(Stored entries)
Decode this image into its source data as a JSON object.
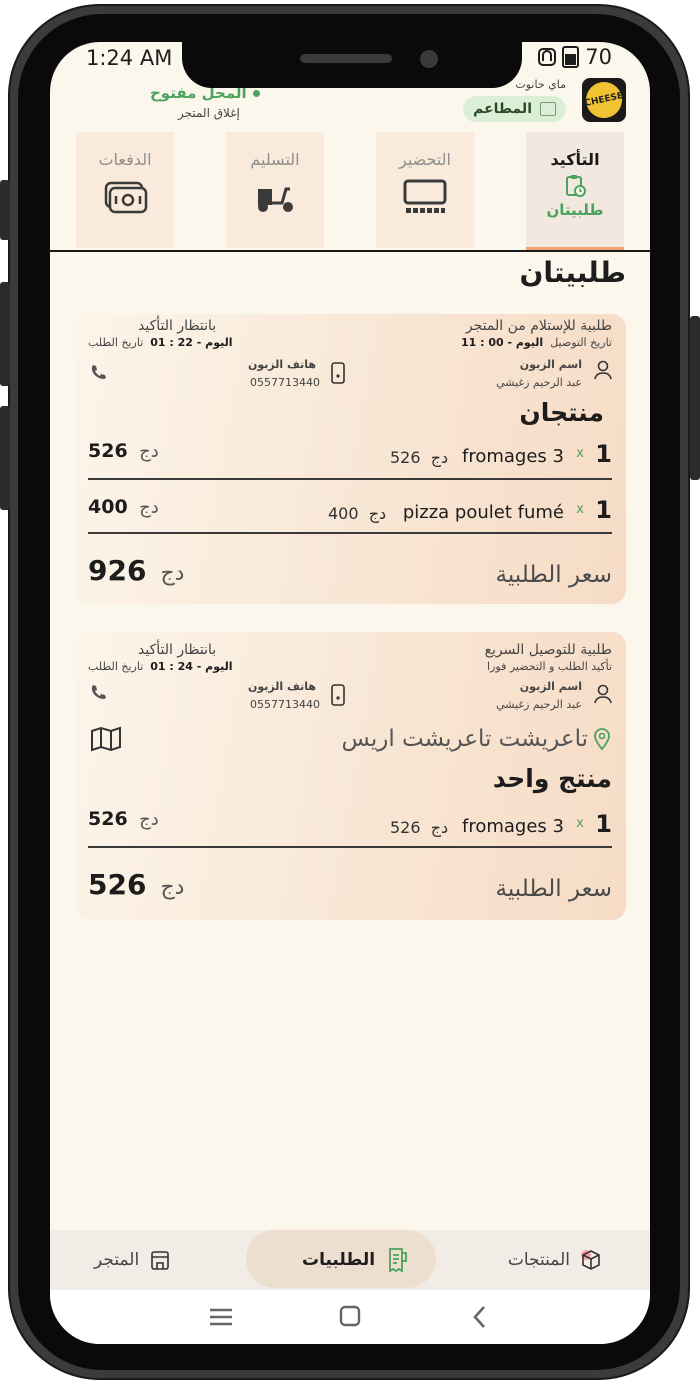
{
  "status_bar": {
    "time": "1:24 AM",
    "battery": "70"
  },
  "header": {
    "brand_line": "ماي حانوت",
    "logo_text": "CHEESE",
    "restaurants_label": "المطاعم",
    "store_status": "المحل مفتوح",
    "close_store": "إغلاق المتجر"
  },
  "tabs": [
    {
      "label": "التأكيد",
      "count": "طلبيتان",
      "active": true,
      "icon": "clipboard-clock-icon"
    },
    {
      "label": "التحضير",
      "active": false,
      "icon": "kitchen-display-icon"
    },
    {
      "label": "التسليم",
      "active": false,
      "icon": "scooter-icon"
    },
    {
      "label": "الدفعات",
      "active": false,
      "icon": "cash-icon"
    }
  ],
  "section_title": "طلبيتان",
  "orders": [
    {
      "type": "طلبية للإستلام من المتجر",
      "time_label": "تاريخ التوصيل",
      "time_value": "اليوم - 00 : 11",
      "status": "بانتظار التأكيد",
      "order_date_label": "تاريخ الطلب",
      "order_date_value": "اليوم - 22 : 01",
      "customer_name_label": "اسم الزبون",
      "customer_name": "عبد الرحيم زغيشي",
      "phone_label": "هاتف الزبون",
      "phone": "0557713440",
      "products_count": "منتجان",
      "items": [
        {
          "qty": "1",
          "times": "x",
          "name": "fromages 3",
          "unit_price": "526",
          "currency": "دج",
          "total": "526"
        },
        {
          "qty": "1",
          "times": "x",
          "name": "pizza poulet fumé",
          "unit_price": "400",
          "currency": "دج",
          "total": "400"
        }
      ],
      "total_label": "سعر الطلبية",
      "total": "926",
      "currency": "دج"
    },
    {
      "type": "طلبية للتوصيل السريع",
      "time_label": "تأكيد الطلب و التحضير فورا",
      "time_value": "",
      "status": "بانتظار التأكيد",
      "order_date_label": "تاريخ الطلب",
      "order_date_value": "اليوم - 24 : 01",
      "customer_name_label": "اسم الزبون",
      "customer_name": "عبد الرحيم زغيشي",
      "phone_label": "هاتف الزبون",
      "phone": "0557713440",
      "address": "تاعريشت تاعريشت اريس",
      "products_count": "منتج واحد",
      "items": [
        {
          "qty": "1",
          "times": "x",
          "name": "fromages 3",
          "unit_price": "526",
          "currency": "دج",
          "total": "526"
        }
      ],
      "total_label": "سعر الطلبية",
      "total": "526",
      "currency": "دج"
    }
  ],
  "bottom_nav": {
    "store": "المتجر",
    "orders": "الطلبيات",
    "products": "المنتجات"
  },
  "colors": {
    "accent_green": "#4aa35c",
    "tab_underline": "#f0a36e",
    "background": "#fcf7ed"
  }
}
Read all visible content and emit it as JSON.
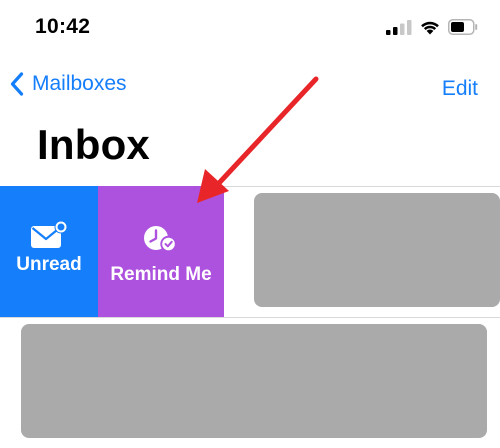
{
  "status_bar": {
    "time": "10:42",
    "icons": [
      "cellular-signal-icon",
      "wifi-icon",
      "battery-icon"
    ]
  },
  "nav": {
    "back_label": "Mailboxes",
    "edit_label": "Edit"
  },
  "inbox": {
    "title": "Inbox"
  },
  "swipe_actions": [
    {
      "label": "Unread",
      "icon": "envelope-badge-icon",
      "color": "#157EFB"
    },
    {
      "label": "Remind Me",
      "icon": "clock-check-icon",
      "color": "#AD52DE"
    }
  ],
  "colors": {
    "accent": "#157EFB",
    "remind": "#AD52DE",
    "annotation_arrow": "#E8262A",
    "placeholder": "#AAAAAA"
  }
}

### WHAT THE TASK ASKS
Identify the lines that contain the string "المتجر", and copy every one of them.

### EXERCISE OUTPUT
    "close_store": "إغلاق المتجر"
      "type": "طلبية للإستلام من المتجر",
    "store": "المتجر",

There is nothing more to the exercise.